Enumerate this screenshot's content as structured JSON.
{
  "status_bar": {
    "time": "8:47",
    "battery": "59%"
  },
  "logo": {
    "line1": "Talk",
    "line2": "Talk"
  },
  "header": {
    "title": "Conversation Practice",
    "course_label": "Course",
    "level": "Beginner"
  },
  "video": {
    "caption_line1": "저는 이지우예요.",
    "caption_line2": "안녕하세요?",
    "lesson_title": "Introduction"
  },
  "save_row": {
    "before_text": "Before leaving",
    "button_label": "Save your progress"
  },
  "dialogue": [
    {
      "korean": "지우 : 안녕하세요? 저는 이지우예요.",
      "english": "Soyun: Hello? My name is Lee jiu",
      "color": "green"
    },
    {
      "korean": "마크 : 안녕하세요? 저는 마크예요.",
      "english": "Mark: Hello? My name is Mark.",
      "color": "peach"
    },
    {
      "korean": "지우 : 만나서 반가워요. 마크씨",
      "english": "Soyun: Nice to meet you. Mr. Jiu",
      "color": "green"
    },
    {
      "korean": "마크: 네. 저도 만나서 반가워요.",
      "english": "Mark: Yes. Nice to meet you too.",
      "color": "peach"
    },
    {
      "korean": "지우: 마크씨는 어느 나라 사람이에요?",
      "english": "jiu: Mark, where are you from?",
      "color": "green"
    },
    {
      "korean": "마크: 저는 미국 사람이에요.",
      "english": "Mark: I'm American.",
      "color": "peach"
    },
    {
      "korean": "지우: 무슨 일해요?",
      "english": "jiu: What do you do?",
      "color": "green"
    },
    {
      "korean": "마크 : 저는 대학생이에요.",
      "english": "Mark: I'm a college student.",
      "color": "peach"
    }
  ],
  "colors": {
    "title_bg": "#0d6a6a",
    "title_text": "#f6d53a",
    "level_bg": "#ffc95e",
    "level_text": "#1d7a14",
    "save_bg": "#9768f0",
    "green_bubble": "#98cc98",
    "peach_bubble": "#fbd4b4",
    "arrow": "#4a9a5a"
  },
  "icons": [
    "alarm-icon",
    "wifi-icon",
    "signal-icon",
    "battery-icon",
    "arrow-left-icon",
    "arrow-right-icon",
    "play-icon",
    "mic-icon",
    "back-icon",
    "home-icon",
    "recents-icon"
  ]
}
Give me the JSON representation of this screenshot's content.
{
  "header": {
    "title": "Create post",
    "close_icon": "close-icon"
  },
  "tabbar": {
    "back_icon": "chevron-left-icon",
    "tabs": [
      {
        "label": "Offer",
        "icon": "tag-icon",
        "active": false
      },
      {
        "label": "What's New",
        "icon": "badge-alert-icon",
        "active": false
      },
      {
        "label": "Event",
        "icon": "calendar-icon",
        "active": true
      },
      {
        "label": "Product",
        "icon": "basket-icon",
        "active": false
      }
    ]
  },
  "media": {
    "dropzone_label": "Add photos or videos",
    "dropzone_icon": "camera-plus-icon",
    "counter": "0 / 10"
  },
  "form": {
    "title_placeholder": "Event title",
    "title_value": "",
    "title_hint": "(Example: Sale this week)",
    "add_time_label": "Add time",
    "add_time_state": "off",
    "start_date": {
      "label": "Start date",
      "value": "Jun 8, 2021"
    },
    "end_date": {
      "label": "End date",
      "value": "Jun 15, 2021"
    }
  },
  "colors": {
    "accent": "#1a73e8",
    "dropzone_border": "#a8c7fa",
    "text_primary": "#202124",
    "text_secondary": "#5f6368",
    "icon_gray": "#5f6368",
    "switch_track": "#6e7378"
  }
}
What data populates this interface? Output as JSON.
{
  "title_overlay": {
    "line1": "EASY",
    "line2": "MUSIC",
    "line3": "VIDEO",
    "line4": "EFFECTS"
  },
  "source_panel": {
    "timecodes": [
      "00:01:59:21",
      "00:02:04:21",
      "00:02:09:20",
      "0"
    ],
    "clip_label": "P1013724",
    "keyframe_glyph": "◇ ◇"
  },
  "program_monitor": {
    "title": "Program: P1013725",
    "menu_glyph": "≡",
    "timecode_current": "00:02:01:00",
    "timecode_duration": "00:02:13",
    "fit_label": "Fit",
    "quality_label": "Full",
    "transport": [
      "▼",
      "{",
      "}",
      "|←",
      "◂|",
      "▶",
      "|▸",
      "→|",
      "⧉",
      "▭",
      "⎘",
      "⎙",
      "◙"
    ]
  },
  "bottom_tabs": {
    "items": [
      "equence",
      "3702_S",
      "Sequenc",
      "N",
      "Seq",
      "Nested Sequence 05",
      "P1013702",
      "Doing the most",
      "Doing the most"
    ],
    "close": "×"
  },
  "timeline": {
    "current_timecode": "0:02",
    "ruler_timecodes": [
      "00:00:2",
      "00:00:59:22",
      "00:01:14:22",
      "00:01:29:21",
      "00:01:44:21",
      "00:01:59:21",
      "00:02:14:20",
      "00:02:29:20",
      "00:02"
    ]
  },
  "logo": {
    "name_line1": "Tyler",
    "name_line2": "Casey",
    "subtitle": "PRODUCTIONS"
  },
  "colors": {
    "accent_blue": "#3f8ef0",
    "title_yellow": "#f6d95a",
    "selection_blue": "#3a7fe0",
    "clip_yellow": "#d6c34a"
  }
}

• • •

Reproduce each entry exactly, leaving out nothing.

▸ Solved problem:
Enumerate this screenshot's content as structured JSON.
{
  "status_bar": {
    "time": "8:47",
    "battery": "59%"
  },
  "logo": {
    "line1": "Talk",
    "line2": "Talk"
  },
  "header": {
    "title": "Conversation Practice",
    "course_label": "Course",
    "level": "Beginner"
  },
  "video": {
    "caption_line1": "저는 이지우예요.",
    "caption_line2": "안녕하세요?",
    "lesson_title": "Introduction"
  },
  "save_row": {
    "before_text": "Before leaving",
    "button_label": "Save your progress"
  },
  "dialogue": [
    {
      "korean": "지우 : 안녕하세요? 저는 이지우예요.",
      "english": "Soyun: Hello? My name is Lee jiu",
      "color": "green"
    },
    {
      "korean": "마크 : 안녕하세요? 저는 마크예요.",
      "english": "Mark: Hello? My name is Mark.",
      "color": "peach"
    },
    {
      "korean": "지우 : 만나서 반가워요. 마크씨",
      "english": "Soyun: Nice to meet you. Mr. Jiu",
      "color": "green"
    },
    {
      "korean": "마크: 네. 저도 만나서 반가워요.",
      "english": "Mark: Yes. Nice to meet you too.",
      "color": "peach"
    },
    {
      "korean": "지우: 마크씨는 어느 나라 사람이에요?",
      "english": "jiu: Mark, where are you from?",
      "color": "green"
    },
    {
      "korean": "마크: 저는 미국 사람이에요.",
      "english": "Mark: I'm American.",
      "color": "peach"
    },
    {
      "korean": "지우: 무슨 일해요?",
      "english": "jiu: What do you do?",
      "color": "green"
    },
    {
      "korean": "마크 : 저는 대학생이에요.",
      "english": "Mark: I'm a college student.",
      "color": "peach"
    }
  ],
  "colors": {
    "title_bg": "#0d6a6a",
    "title_text": "#f6d53a",
    "level_bg": "#ffc95e",
    "level_text": "#1d7a14",
    "save_bg": "#9768f0",
    "green_bubble": "#98cc98",
    "peach_bubble": "#fbd4b4",
    "arrow": "#4a9a5a"
  },
  "icons": [
    "alarm-icon",
    "wifi-icon",
    "signal-icon",
    "battery-icon",
    "arrow-left-icon",
    "arrow-right-icon",
    "play-icon",
    "mic-icon",
    "back-icon",
    "home-icon",
    "recents-icon"
  ]
}
Give me the JSON representation of this screenshot's content.
{
  "header": {
    "title": "Create post",
    "close_icon": "close-icon"
  },
  "tabbar": {
    "back_icon": "chevron-left-icon",
    "tabs": [
      {
        "label": "Offer",
        "icon": "tag-icon",
        "active": false
      },
      {
        "label": "What's New",
        "icon": "badge-alert-icon",
        "active": false
      },
      {
        "label": "Event",
        "icon": "calendar-icon",
        "active": true
      },
      {
        "label": "Product",
        "icon": "basket-icon",
        "active": false
      }
    ]
  },
  "media": {
    "dropzone_label": "Add photos or videos",
    "dropzone_icon": "camera-plus-icon",
    "counter": "0 / 10"
  },
  "form": {
    "title_placeholder": "Event title",
    "title_value": "",
    "title_hint": "(Example: Sale this week)",
    "add_time_label": "Add time",
    "add_time_state": "off",
    "start_date": {
      "label": "Start date",
      "value": "Jun 8, 2021"
    },
    "end_date": {
      "label": "End date",
      "value": "Jun 15, 2021"
    }
  },
  "colors": {
    "accent": "#1a73e8",
    "dropzone_border": "#a8c7fa",
    "text_primary": "#202124",
    "text_secondary": "#5f6368",
    "icon_gray": "#5f6368",
    "switch_track": "#6e7378"
  }
}
What data populates this interface? Output as JSON.
{
  "title_overlay": {
    "line1": "EASY",
    "line2": "MUSIC",
    "line3": "VIDEO",
    "line4": "EFFECTS"
  },
  "source_panel": {
    "timecodes": [
      "00:01:59:21",
      "00:02:04:21",
      "00:02:09:20",
      "0"
    ],
    "clip_label": "P1013724",
    "keyframe_glyph": "◇ ◇"
  },
  "program_monitor": {
    "title": "Program: P1013725",
    "menu_glyph": "≡",
    "timecode_current": "00:02:01:00",
    "timecode_duration": "00:02:13",
    "fit_label": "Fit",
    "quality_label": "Full",
    "transport": [
      "▼",
      "{",
      "}",
      "|←",
      "◂|",
      "▶",
      "|▸",
      "→|",
      "⧉",
      "▭",
      "⎘",
      "⎙",
      "◙"
    ]
  },
  "bottom_tabs": {
    "items": [
      "equence",
      "3702_S",
      "Sequenc",
      "N",
      "Seq",
      "Nested Sequence 05",
      "P1013702",
      "Doing the most",
      "Doing the most"
    ],
    "close": "×"
  },
  "timeline": {
    "current_timecode": "0:02",
    "ruler_timecodes": [
      "00:00:2",
      "00:00:59:22",
      "00:01:14:22",
      "00:01:29:21",
      "00:01:44:21",
      "00:01:59:21",
      "00:02:14:20",
      "00:02:29:20",
      "00:02"
    ]
  },
  "logo": {
    "name_line1": "Tyler",
    "name_line2": "Casey",
    "subtitle": "PRODUCTIONS"
  },
  "colors": {
    "accent_blue": "#3f8ef0",
    "title_yellow": "#f6d95a",
    "selection_blue": "#3a7fe0",
    "clip_yellow": "#d6c34a"
  }
}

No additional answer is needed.